### SHORT EXERCISE
Locate the string "performance" in the listing below. Copy every line where it is found.
## Begin EXERCISE INPUTS
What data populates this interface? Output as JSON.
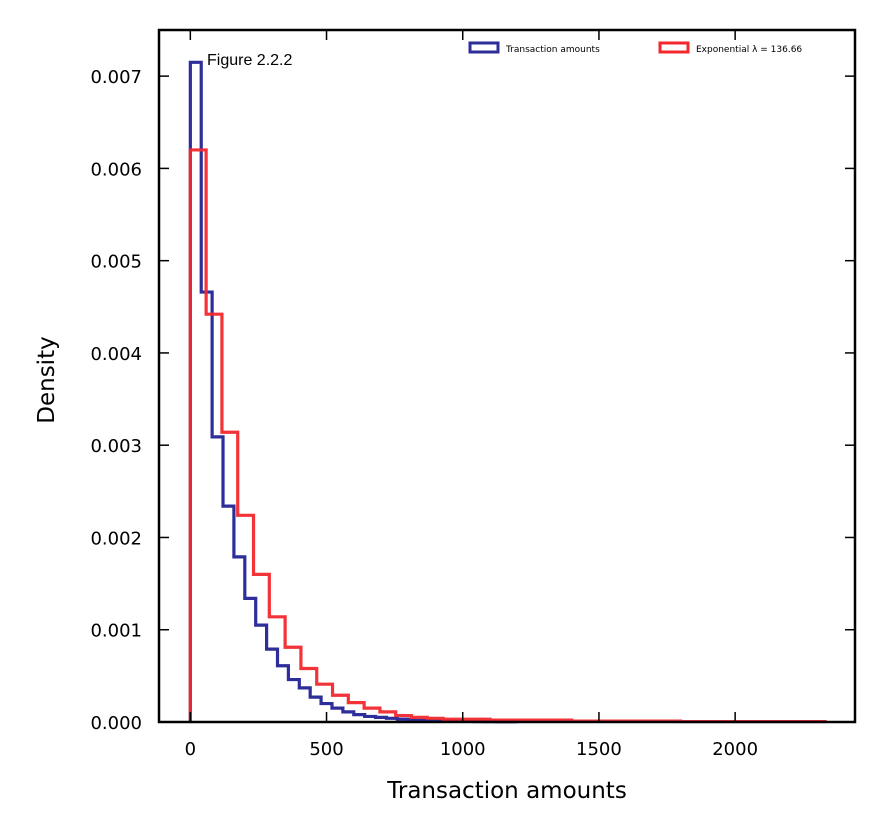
{
  "chart_data": {
    "type": "histogram",
    "title": "",
    "annotation": "Figure 2.2.2",
    "xlabel": "Transaction amounts",
    "ylabel": "Density",
    "xlim": [
      -115,
      2440
    ],
    "ylim": [
      0,
      0.0075
    ],
    "xticks": [
      0,
      500,
      1000,
      1500,
      2000
    ],
    "yticks": [
      0.0,
      0.001,
      0.002,
      0.003,
      0.004,
      0.005,
      0.006,
      0.007
    ],
    "ytick_labels": [
      "0.000",
      "0.001",
      "0.002",
      "0.003",
      "0.004",
      "0.005",
      "0.006",
      "0.007"
    ],
    "grid": false,
    "legend_position": "top-right",
    "series": [
      {
        "name": "Transaction amounts",
        "color": "#2e2e9a",
        "bin_edges": [
          0,
          40,
          80,
          120,
          160,
          200,
          240,
          280,
          320,
          360,
          400,
          440,
          480,
          520,
          560,
          600,
          640,
          680,
          720,
          760,
          800,
          840,
          880,
          920,
          960,
          1000,
          1040,
          1080,
          1120,
          1160,
          1200
        ],
        "values": [
          0.00715,
          0.00466,
          0.00309,
          0.00234,
          0.00179,
          0.00134,
          0.00105,
          0.00079,
          0.00061,
          0.00046,
          0.00037,
          0.00027,
          0.0002,
          0.00015,
          0.00011,
          8e-05,
          6e-05,
          5e-05,
          4e-05,
          3e-05,
          2e-05,
          1.5e-05,
          1e-05,
          1e-05,
          8e-06,
          6e-06,
          5e-06,
          4e-06,
          3e-06,
          2e-06
        ]
      },
      {
        "name": "Exponential λ = 136.66",
        "color": "#f2282c",
        "bin_edges": [
          0,
          58,
          116,
          174,
          232,
          290,
          348,
          406,
          464,
          522,
          580,
          638,
          696,
          754,
          812,
          870,
          928,
          1100,
          1400,
          1800,
          2330
        ],
        "values": [
          0.0062,
          0.00442,
          0.00314,
          0.00224,
          0.0016,
          0.00114,
          0.00081,
          0.00058,
          0.00041,
          0.00029,
          0.00021,
          0.00015,
          0.00011,
          7e-05,
          5e-05,
          4e-05,
          3e-05,
          2e-05,
          1e-05,
          5e-06
        ]
      }
    ]
  }
}
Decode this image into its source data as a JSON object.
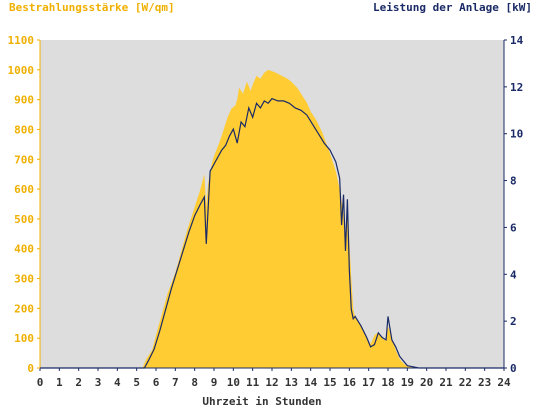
{
  "chart_data": {
    "type": "area",
    "left_axis_label": "Bestrahlungsstärke [W/qm]",
    "right_axis_label": "Leistung der Anlage [kW]",
    "xlabel": "Uhrzeit in Stunden",
    "x_ticks": [
      "0",
      "1",
      "2",
      "3",
      "4",
      "5",
      "6",
      "7",
      "8",
      "9",
      "10",
      "11",
      "12",
      "13",
      "14",
      "15",
      "16",
      "17",
      "18",
      "19",
      "20",
      "21",
      "22",
      "23",
      "24"
    ],
    "y_left_ticks": [
      "0",
      "100",
      "200",
      "300",
      "400",
      "500",
      "600",
      "700",
      "800",
      "900",
      "1000",
      "1100"
    ],
    "y_right_ticks": [
      "0",
      "2",
      "4",
      "6",
      "8",
      "10",
      "12",
      "14"
    ],
    "xlim": [
      0,
      24
    ],
    "ylim_left": [
      0,
      1100
    ],
    "ylim_right": [
      0,
      14
    ],
    "grid": false,
    "colors": {
      "irradiance": "#ffcc33",
      "power": "#1a2a66",
      "plot_bg": "#dddddd",
      "left_axis_text": "#f0b000",
      "right_axis_text": "#1a2a66"
    },
    "series": [
      {
        "x": [
          0,
          5.3,
          5.5,
          5.8,
          6,
          6.3,
          6.6,
          7,
          7.3,
          7.6,
          8,
          8.3,
          8.5,
          8.6,
          8.7,
          8.9,
          9,
          9.3,
          9.5,
          9.7,
          9.9,
          10.1,
          10.2,
          10.3,
          10.5,
          10.7,
          10.9,
          11,
          11.2,
          11.4,
          11.6,
          11.8,
          12,
          12.2,
          12.5,
          12.8,
          13,
          13.3,
          13.5,
          13.8,
          14,
          14.3,
          14.6,
          15,
          15.3,
          15.5,
          15.7,
          15.8,
          15.9,
          16,
          16.1,
          16.2,
          16.3,
          16.6,
          16.9,
          17.1,
          17.3,
          17.5,
          17.7,
          17.9,
          18,
          18.2,
          18.4,
          18.6,
          18.8,
          19,
          19.3,
          19.6,
          20,
          24
        ],
        "values": [
          0,
          0,
          30,
          60,
          110,
          180,
          250,
          320,
          390,
          460,
          540,
          600,
          650,
          540,
          620,
          690,
          710,
          760,
          800,
          840,
          870,
          880,
          900,
          940,
          920,
          960,
          930,
          950,
          980,
          970,
          990,
          1000,
          995,
          990,
          980,
          970,
          960,
          940,
          920,
          890,
          860,
          830,
          790,
          720,
          660,
          600,
          520,
          380,
          560,
          430,
          300,
          200,
          170,
          140,
          100,
          80,
          110,
          120,
          100,
          90,
          140,
          100,
          60,
          30,
          15,
          5,
          2,
          0,
          0,
          0
        ]
      },
      {
        "x": [
          0,
          5.4,
          5.6,
          5.9,
          6.2,
          6.5,
          6.8,
          7.1,
          7.4,
          7.7,
          8,
          8.3,
          8.5,
          8.6,
          8.8,
          9,
          9.2,
          9.4,
          9.6,
          9.8,
          10,
          10.2,
          10.4,
          10.6,
          10.8,
          11,
          11.2,
          11.4,
          11.6,
          11.8,
          12,
          12.3,
          12.6,
          12.9,
          13.2,
          13.5,
          13.8,
          14.1,
          14.4,
          14.7,
          15,
          15.3,
          15.5,
          15.6,
          15.7,
          15.8,
          15.9,
          16,
          16.1,
          16.2,
          16.3,
          16.6,
          16.9,
          17.1,
          17.3,
          17.5,
          17.7,
          17.9,
          18,
          18.2,
          18.4,
          18.6,
          18.8,
          19,
          19.3,
          19.6,
          20,
          24
        ],
        "values": [
          0,
          0,
          0.3,
          0.8,
          1.6,
          2.5,
          3.4,
          4.2,
          5.0,
          5.8,
          6.5,
          7.0,
          7.3,
          5.3,
          8.4,
          8.7,
          9.0,
          9.3,
          9.5,
          9.9,
          10.2,
          9.6,
          10.5,
          10.3,
          11.1,
          10.7,
          11.3,
          11.1,
          11.4,
          11.3,
          11.5,
          11.4,
          11.4,
          11.3,
          11.1,
          11.0,
          10.8,
          10.4,
          10.0,
          9.6,
          9.3,
          8.8,
          8.1,
          6.1,
          7.4,
          5.0,
          7.2,
          4.2,
          2.5,
          2.1,
          2.2,
          1.8,
          1.3,
          0.9,
          1.0,
          1.5,
          1.3,
          1.2,
          2.2,
          1.2,
          0.9,
          0.5,
          0.3,
          0.1,
          0.05,
          0,
          0,
          0
        ]
      }
    ]
  }
}
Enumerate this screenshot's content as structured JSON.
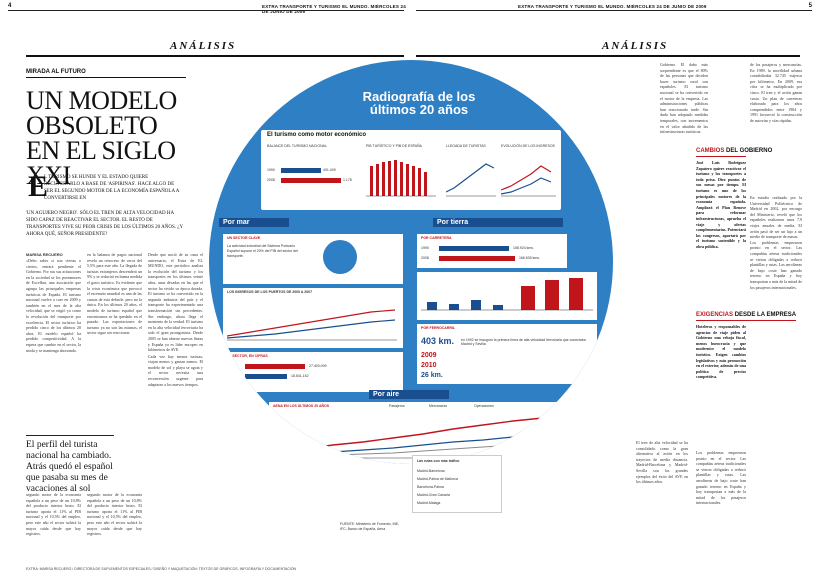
{
  "colors": {
    "accent": "#c0161b",
    "blue": "#2f7fc4",
    "dark_blue": "#1a4f8f"
  },
  "header": {
    "left_page_number": "4",
    "right_page_number": "5",
    "left_running_head": "EXTRA TRANSPORTE Y TURISMO EL MUNDO. MIÉRCOLES 24 DE JUNIO DE 2009",
    "right_running_head": "EXTRA TRANSPORTE Y TURISMO EL MUNDO. MIÉRCOLES 24 DE JUNIO DE 2009",
    "section": "ANÁLISIS"
  },
  "article": {
    "kicker": "MIRADA AL FUTURO",
    "headline": "UN MODELO OBSOLETO EN EL SIGLO XXI",
    "dropcap": "E",
    "deck_first": "L TURISMO SE HUNDE Y EL ESTADO QUIERE RECUPERARLO A BASE DE 'ASPIRINAS'. HACE ALGO DE SER EL SEGUNDO MOTOR DE LA ECONOMÍA ESPAÑOLA A CONVERTIRSE EN",
    "deck_rest": "'UN AGUJERO NEGRO'. SÓLO EL TREN DE ALTA VELOCIDAD HA SIDO CAPAZ DE REACTIVAR EL SECTOR. EL RESTO DE TRANSPORTES VIVE SU PEOR CRISIS DE LOS ÚLTIMOS 20 AÑOS. ¿Y AHORA QUÉ, SEÑOR PRESIDENTE?",
    "byline": "MARISA RECUERO",
    "col1_text": "«Debo saber si son ciertas o ciertos, entrará pendiente el Gobierno. Por sus sus actuaciones en la sociedad se los pormenores de Excelbur, una asociación que agrupa las principales empresas turísticas de España. El turismo nacional vuelve a caer en 2009 y también en el mes de la alta velocidad, que se erigió ya como la revolución del transporte por excelencia. El sector turístico ha perdido cinco de los últimos 20 años. El modelo español ha perdido competitividad. A la espera que cambie en el sector, la moda y se mantenga ahorrando.",
    "col2_text": "en la balanza de pagos nacional revela un retroceso de cerca del 5,5% para este año. La llegada de turistas extranjeros descenderá un 9% y se reducirá en buena medida el gasto turístico. Es evidente que la crisis económica que provocó el escenario mundial es una de las causas de esta debacle, pero no la única. En los últimos 20 años, el modelo de turismo español que encontramos se ha quedado en el pasado. Las exportaciones de turismo ya no son las mismas, el sector sigue sin reaccionar.",
    "col3_text": "Desde que nació de su cuna el aniversario, el Extra de EL MUNDO, este periódico analiza la evolución del turismo y los transportes en los últimos veinte años, unas décadas en las que el sector ha vivido su época dorada. El turismo se ha convertido en la segunda industria del país y el transporte ha experimentado una transformación sin precedentes. Sin embargo, ahora llega el momento de la verdad. El turismo en la alta velocidad ferroviaria ha sido el gran protagonista. Desde 2005 se han abierto nuevas líneas y España ya es líder europeo en kilómetros de AVE.",
    "pull_quote": "El perfil del turista nacional ha cambiado. Atrás quedó el español que pasaba su mes de vacaciones al sol",
    "col1b_text": "segundo motor de la economía española a un peso de un 10,8% del producto interior bruto. El turismo aporta el 11% al PIB nacional y el 10,5% del empleo, pero este año el sector sufrirá la mayor caída desde que hay registros.",
    "col3b_text": "Cada vez hay menos turistas, viajan menos y gastan menos. El modelo de sol y playa se agota y el sector necesita una reconversión urgente para adaptarse a los nuevos tiempos.",
    "credits": "EXTRA: MARISA RECUERO / DIRECTORA DE SUPLEMENTOS ESPECIALES / DISEÑO Y MAQUETACIÓN: TEXTOS DE GRÁFICOS, INFOGRAFÍA Y DOCUMENTACIÓN"
  },
  "right": {
    "col_a_text": "Gobierno. El daño más sorprendente es que el 80% de las personas que deciden hacer turismo rural son españoles. El turismo nacional se ha convertido en el motor de la empresa. Las administraciones públicas han reaccionado tarde. Sin duda han adoptado medidas temporales, con incrementos en el valor añadido de las infraestructuras turísticas.",
    "col_b_text": "de los pasajeros y mercancías. En 1989, la movilidad urbana contabilizaba 32.745 viajeros por kilómetro. En 2009, esa cifra se ha multiplicado por cinco. El tren y el avión ganan cuota. Un plan de carreteras elaborado para los años comprendidos entre 1984 y 1991 favoreció la construcción de autovías y vías rápidas.",
    "label1_a": "CAMBIOS",
    "label1_b": "DEL GOBIERNO",
    "box1_text": "José Luis Rodríguez Zapatero quiere reactivar el turismo y los transportes a toda prisa. Diez puntos de sus mesas por tiempo. El turismo es uno de los principales motores de la economía española. Ampliará el Plan Renove para reformar infraestructuras, aprueba el viaje y ofertas complementarias. Potenciará los congresos, aportará por el turismo sostenible y la obra pública.",
    "label2_a": "EXIGENCIAS",
    "label2_b": "DESDE LA EMPRESA",
    "box2_text": "Hoteleros y responsables de agencias de viaje piden al Gobierno una rebaja fiscal, menos burocracia y que modernice el modelo turístico. Exigen cambios legislativos y más promoción en el exterior, además de una política de precios competitiva.",
    "col_c_text": "El tren de alta velocidad se ha consolidado como la gran alternativa al avión en los trayectos de media distancia. Madrid-Barcelona y Madrid-Sevilla son los grandes ejemplos del éxito del AVE en los últimos años.",
    "col_d_text": "En estudio realizado por la Universidad Politécnica de Madrid en 2002, por encargo del Ministerio, reveló que los españoles realizaron unos 7,9 viajes anuales de media. El avión pasó de ser un lujo a un medio de transporte de masas.",
    "col_e_text": "Los problemas empezaron pronto en el sector. Las compañías aéreas tradicionales se vieron obligadas a reducir plantillas y rutas. Las aerolíneas de bajo coste han ganado terreno en España y hoy transportan a más de la mitad de los pasajeros internacionales."
  },
  "infographic": {
    "title": "Radiografía de los últimos 20 años",
    "turismo_title": "El turismo como motor económico",
    "balance_label": "BALANCE DEL TURISMO NACIONAL",
    "balance_rows": [
      {
        "year": "1990",
        "value": "401.409"
      },
      {
        "year": "2008",
        "value": "1.178"
      }
    ],
    "pib_label": "PIB TURÍSTICO Y PIB DE ESPAÑA",
    "llegada_label": "LLEGADA DE TURISTAS",
    "ingresos_label": "EVOLUCIÓN DE LOS INGRESOS",
    "por_mar": "Por mar",
    "por_tierra": "Por tierra",
    "por_aire": "Por aire",
    "sector_clave": "UN SECTOR CLAVE",
    "sector_text": "La actividad industrial del Sistema Portuario Español supone el 20% del PIB del sector del transporte.",
    "puertos_label": "LOS INGRESOS DE LOS PUERTOS DE 2000 A 2007",
    "carretera_label": "POR CARRETERA",
    "carretera_rows": [
      {
        "year": "1990",
        "value": "158.924 kms."
      },
      {
        "year": "2008",
        "value": "166.639 kms."
      }
    ],
    "road_regions": [
      "Madrid",
      "Cataluña",
      "Andalucía",
      "C.Val.",
      "Diputaciones y Cabildos"
    ],
    "road_values": [
      "15.632",
      "12.723",
      "16.998",
      "10.632",
      "48.189",
      "65.229",
      "66.581"
    ],
    "ferrocarril_label": "POR FERROCARRIL",
    "km_403": "403 km.",
    "km_text": "en 1992 se inauguró la primera línea de alta velocidad ferroviaria que conectaba Madrid y Sevilla",
    "year_2009": "2009",
    "year_2010": "2010",
    "km_26": "26 km.",
    "aena_label": "AENA EN LOS ÚLTIMOS 20 AÑOS",
    "pasajeros_label": "Pasajeros",
    "mercancias_label": "Mercancías",
    "operaciones_label": "Operaciones",
    "rutas_title": "Las rutas con más tráfico",
    "rutas": [
      "Madrid-Barcelona",
      "Madrid-Palma de Mallorca",
      "Barcelona-Palma",
      "Madrid-Gran Canaria",
      "Madrid-Málaga"
    ],
    "sector_civil_label": "EL SECTOR, EN CIFRAS",
    "sector_civil_rows": [
      {
        "year": "2008",
        "value": "27.400.099"
      },
      {
        "year": "2009",
        "value": "18.541.152"
      }
    ],
    "fuente": "FUENTE: Ministerio de Fomento, INE, IFC, Banco de España, Aena"
  }
}
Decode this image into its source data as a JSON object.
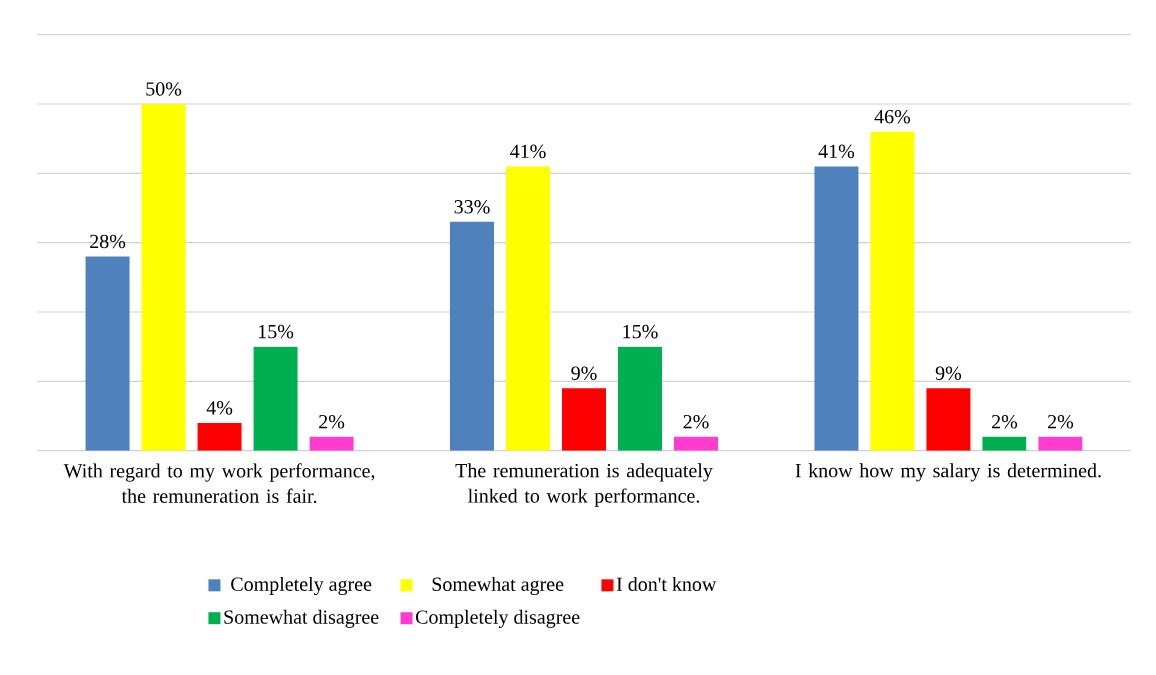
{
  "chart_data": {
    "type": "bar",
    "categories": [
      "With regard to my work performance, the remuneration is fair.",
      "The remuneration is adequately linked to work performance.",
      "I know how my salary is determined."
    ],
    "series": [
      {
        "name": "Completely agree",
        "color": "#4f81bd",
        "values": [
          28,
          33,
          41
        ],
        "value_labels": [
          "28%",
          "33%",
          "41%"
        ]
      },
      {
        "name": "Somewhat agree",
        "color": "#ffff00",
        "values": [
          50,
          41,
          46
        ],
        "value_labels": [
          "50%",
          "41%",
          "46%"
        ]
      },
      {
        "name": "I don't know",
        "color": "#ff0000",
        "values": [
          4,
          9,
          9
        ],
        "value_labels": [
          "4%",
          "9%",
          "9%"
        ]
      },
      {
        "name": "Somewhat disagree",
        "color": "#00b050",
        "values": [
          15,
          15,
          2
        ],
        "value_labels": [
          "15%",
          "15%",
          "2%"
        ]
      },
      {
        "name": "Completely disagree",
        "color": "#ff3ccf",
        "values": [
          2,
          2,
          2
        ],
        "value_labels": [
          "2%",
          "2%",
          "2%"
        ]
      }
    ],
    "ylim": [
      0,
      60
    ],
    "yticks": [
      {
        "value": 0,
        "label": null
      },
      {
        "value": 10,
        "label": null
      },
      {
        "value": 20,
        "label": null
      },
      {
        "value": 30,
        "label": null
      },
      {
        "value": 40,
        "label": null
      },
      {
        "value": 50,
        "label": null
      },
      {
        "value": 60,
        "label": null
      }
    ],
    "tick_labels": "x",
    "grid": "y",
    "legend": "bottom"
  }
}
## End EXERCISE INPUTS
### TASK RESULT
      "With regard to my work performance, the remuneration is fair.",
      "The remuneration is adequately linked to work performance.",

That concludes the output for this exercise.